Problem to solve ▸ Retype every line of the material below exactly as it appears, and leave the pictures out.

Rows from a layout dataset
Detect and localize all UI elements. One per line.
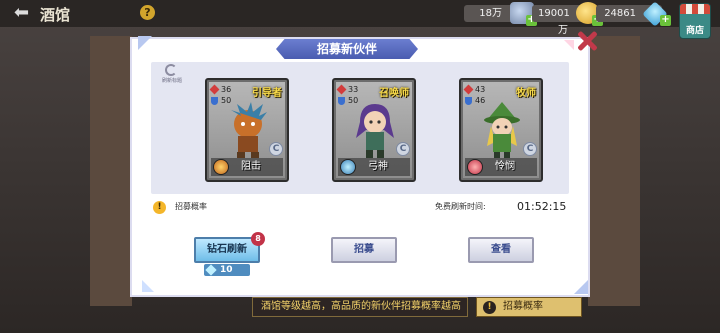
hero-class: 召唤师 <box>379 88 409 99</box>
resource-iron-value: 18万 <box>479 8 502 19</box>
resource-diamond: 24861 + <box>596 1 671 27</box>
resource-iron: 18万 + <box>464 2 537 26</box>
shop-button[interactable]: 商店 <box>679 3 711 39</box>
hero-skill: 怜悯 <box>465 158 537 176</box>
hero-portrait-icon <box>231 102 267 158</box>
recruit-button[interactable]: 招募 <box>331 237 397 263</box>
skill-icon <box>213 159 229 175</box>
attack-icon <box>336 84 347 95</box>
add-diamond-button[interactable]: + <box>660 15 671 26</box>
refresh-button[interactable]: 刷新标题 <box>157 64 187 86</box>
grade-badge: C <box>396 142 410 156</box>
help-icon[interactable]: ? <box>140 5 155 20</box>
hero-card-inner: 33 50 召唤师 C 弓神 <box>336 82 412 178</box>
back-arrow-icon[interactable]: ⬅ <box>14 4 36 22</box>
skill-name: 阻击 <box>241 161 261 172</box>
defense-icon <box>338 97 345 105</box>
page-title: 酒馆 <box>40 6 71 24</box>
shop-label: 商店 <box>685 26 704 36</box>
skill-name: 弓神 <box>368 161 388 172</box>
attack-icon <box>209 84 220 95</box>
recruit-rate-label: 招募概率 <box>175 202 207 211</box>
warning-icon: ! <box>483 301 496 314</box>
hero-skill: 弓神 <box>338 158 410 176</box>
hero-class: 牧师 <box>516 88 536 99</box>
footer-tip: 酒馆等级越高，高品质的新伙伴招募概率越高 <box>261 301 461 312</box>
diamond-icon <box>205 264 217 276</box>
hero-attack: 36 <box>221 85 232 94</box>
diamond-refresh-button[interactable]: 钻石刷新 <box>194 237 260 263</box>
hero-portrait-icon <box>356 104 394 158</box>
modal-corner-decoration <box>142 280 154 292</box>
defense-icon <box>211 97 218 105</box>
grade-badge: C <box>269 142 283 156</box>
info-icon[interactable]: ! <box>153 201 166 214</box>
skill-icon <box>340 159 356 175</box>
hero-attack: 33 <box>348 85 359 94</box>
modal-corner-decoration <box>574 280 588 294</box>
skill-icon <box>467 159 483 175</box>
refresh-cost-value: 10 <box>220 265 233 275</box>
top-bar: ⬅ 酒馆 ? 18万 + 19001万 + 24861 + <box>0 0 720 36</box>
modal-title: 招募新伙伴 <box>276 39 418 59</box>
refresh-cost: 10 <box>204 264 250 276</box>
free-refresh-timer: 01:52:15 <box>517 200 567 213</box>
hero-skill: 阻击 <box>211 158 283 176</box>
background-panel-right <box>588 36 640 306</box>
footer-tip-banner: 酒馆等级越高，高品质的新伙伴招募概率越高 <box>252 297 468 317</box>
attack-icon <box>463 84 474 95</box>
shop-awning-icon <box>680 4 710 14</box>
skill-name: 怜悯 <box>495 161 515 172</box>
grade-badge: C <box>523 142 537 156</box>
modal-corner-decoration <box>138 36 152 50</box>
recruit-rate-button[interactable]: ! 招募概率 <box>476 297 582 317</box>
hero-card-inner: 43 46 牧师 C 怜悯 <box>463 82 539 178</box>
refresh-hint: 刷新标题 <box>161 78 182 84</box>
close-icon[interactable] <box>576 31 598 51</box>
modal-corner-decoration <box>564 40 574 50</box>
background-panel-left <box>90 36 132 306</box>
recruit-rate-button-label: 招募概率 <box>503 301 543 312</box>
hero-card[interactable]: 43 46 牧师 C 怜悯 <box>459 78 543 182</box>
recruit-info-row: ! 招募概率 免费刷新时间: 01:52:15 <box>151 199 569 217</box>
view-button[interactable]: 查看 <box>468 237 534 263</box>
resource-diamond-value: 24861 <box>604 8 636 19</box>
refresh-count-badge: 8 <box>251 232 265 246</box>
hero-card[interactable]: 36 50 引导者 C 阻击 <box>205 78 289 182</box>
defense-icon <box>465 97 472 105</box>
hero-class: 引导者 <box>252 88 282 99</box>
hero-card[interactable]: 33 50 召唤师 C 弓神 <box>332 78 416 182</box>
hero-attack: 43 <box>475 85 486 94</box>
refresh-icon <box>165 64 177 76</box>
resource-gold: 19001万 + <box>532 2 603 36</box>
hero-card-inner: 36 50 引导者 C 阻击 <box>209 82 285 178</box>
free-refresh-label: 免费刷新时间: <box>435 202 486 211</box>
hero-portrait-icon <box>484 102 520 158</box>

Result below ▸
Detect and localize all UI elements. One per line.
hero-class: 召唤师 <box>379 88 409 99</box>
resource-iron-value: 18万 <box>479 8 502 19</box>
resource-diamond: 24861 + <box>596 1 671 27</box>
resource-iron: 18万 + <box>464 2 537 26</box>
shop-button[interactable]: 商店 <box>679 3 711 39</box>
hero-skill: 怜悯 <box>465 158 537 176</box>
hero-portrait-icon <box>231 102 267 158</box>
recruit-button[interactable]: 招募 <box>331 237 397 263</box>
skill-icon <box>213 159 229 175</box>
attack-icon <box>336 84 347 95</box>
add-diamond-button[interactable]: + <box>660 15 671 26</box>
refresh-button[interactable]: 刷新标题 <box>157 64 187 86</box>
grade-badge: C <box>396 142 410 156</box>
help-icon[interactable]: ? <box>140 5 155 20</box>
hero-card-inner: 33 50 召唤师 C 弓神 <box>336 82 412 178</box>
back-arrow-icon[interactable]: ⬅ <box>14 4 36 22</box>
skill-name: 阻击 <box>241 161 261 172</box>
defense-icon <box>338 97 345 105</box>
page-title: 酒馆 <box>40 6 71 24</box>
shop-label: 商店 <box>685 26 704 36</box>
skill-name: 弓神 <box>368 161 388 172</box>
attack-icon <box>209 84 220 95</box>
recruit-rate-label: 招募概率 <box>175 202 207 211</box>
warning-icon: ! <box>483 301 496 314</box>
hero-skill: 弓神 <box>338 158 410 176</box>
hero-class: 牧师 <box>516 88 536 99</box>
footer-tip: 酒馆等级越高，高品质的新伙伴招募概率越高 <box>261 301 461 312</box>
diamond-icon <box>205 264 217 276</box>
hero-attack: 36 <box>221 85 232 94</box>
diamond-refresh-button[interactable]: 钻石刷新 <box>194 237 260 263</box>
hero-portrait-icon <box>356 104 394 158</box>
modal-corner-decoration <box>142 280 154 292</box>
defense-icon <box>211 97 218 105</box>
grade-badge: C <box>269 142 283 156</box>
info-icon[interactable]: ! <box>153 201 166 214</box>
skill-icon <box>340 159 356 175</box>
hero-attack: 33 <box>348 85 359 94</box>
modal-corner-decoration <box>574 280 588 294</box>
skill-icon <box>467 159 483 175</box>
refresh-cost-value: 10 <box>220 265 233 275</box>
top-bar: ⬅ 酒馆 ? 18万 + 19001万 + 24861 + <box>0 0 720 36</box>
modal-title: 招募新伙伴 <box>276 39 418 59</box>
refresh-cost: 10 <box>204 264 250 276</box>
free-refresh-timer: 01:52:15 <box>517 200 567 213</box>
hero-skill: 阻击 <box>211 158 283 176</box>
background-panel-right <box>588 36 640 306</box>
footer-tip-banner: 酒馆等级越高，高品质的新伙伴招募概率越高 <box>252 297 468 317</box>
attack-icon <box>463 84 474 95</box>
shop-awning-icon <box>680 4 710 14</box>
skill-name: 怜悯 <box>495 161 515 172</box>
grade-badge: C <box>523 142 537 156</box>
modal-corner-decoration <box>138 36 152 50</box>
recruit-rate-button[interactable]: ! 招募概率 <box>476 297 582 317</box>
hero-card-inner: 43 46 牧师 C 怜悯 <box>463 82 539 178</box>
refresh-hint: 刷新标题 <box>161 78 182 84</box>
close-icon[interactable] <box>576 31 598 51</box>
modal-corner-decoration <box>564 40 574 50</box>
background-panel-left <box>90 36 132 306</box>
recruit-rate-button-label: 招募概率 <box>503 301 543 312</box>
hero-card[interactable]: 43 46 牧师 C 怜悯 <box>459 78 543 182</box>
recruit-info-row: ! 招募概率 免费刷新时间: 01:52:15 <box>151 199 569 217</box>
view-button[interactable]: 查看 <box>468 237 534 263</box>
resource-diamond-value: 24861 <box>604 8 636 19</box>
refresh-count-badge: 8 <box>251 232 265 246</box>
hero-card[interactable]: 36 50 引导者 C 阻击 <box>205 78 289 182</box>
defense-icon <box>465 97 472 105</box>
hero-class: 引导者 <box>252 88 282 99</box>
hero-card[interactable]: 33 50 召唤师 C 弓神 <box>332 78 416 182</box>
hero-attack: 43 <box>475 85 486 94</box>
refresh-icon <box>165 64 177 76</box>
resource-gold: 19001万 + <box>532 2 603 36</box>
hero-card-inner: 36 50 引导者 C 阻击 <box>209 82 285 178</box>
free-refresh-label: 免费刷新时间: <box>435 202 486 211</box>
hero-portrait-icon <box>484 102 520 158</box>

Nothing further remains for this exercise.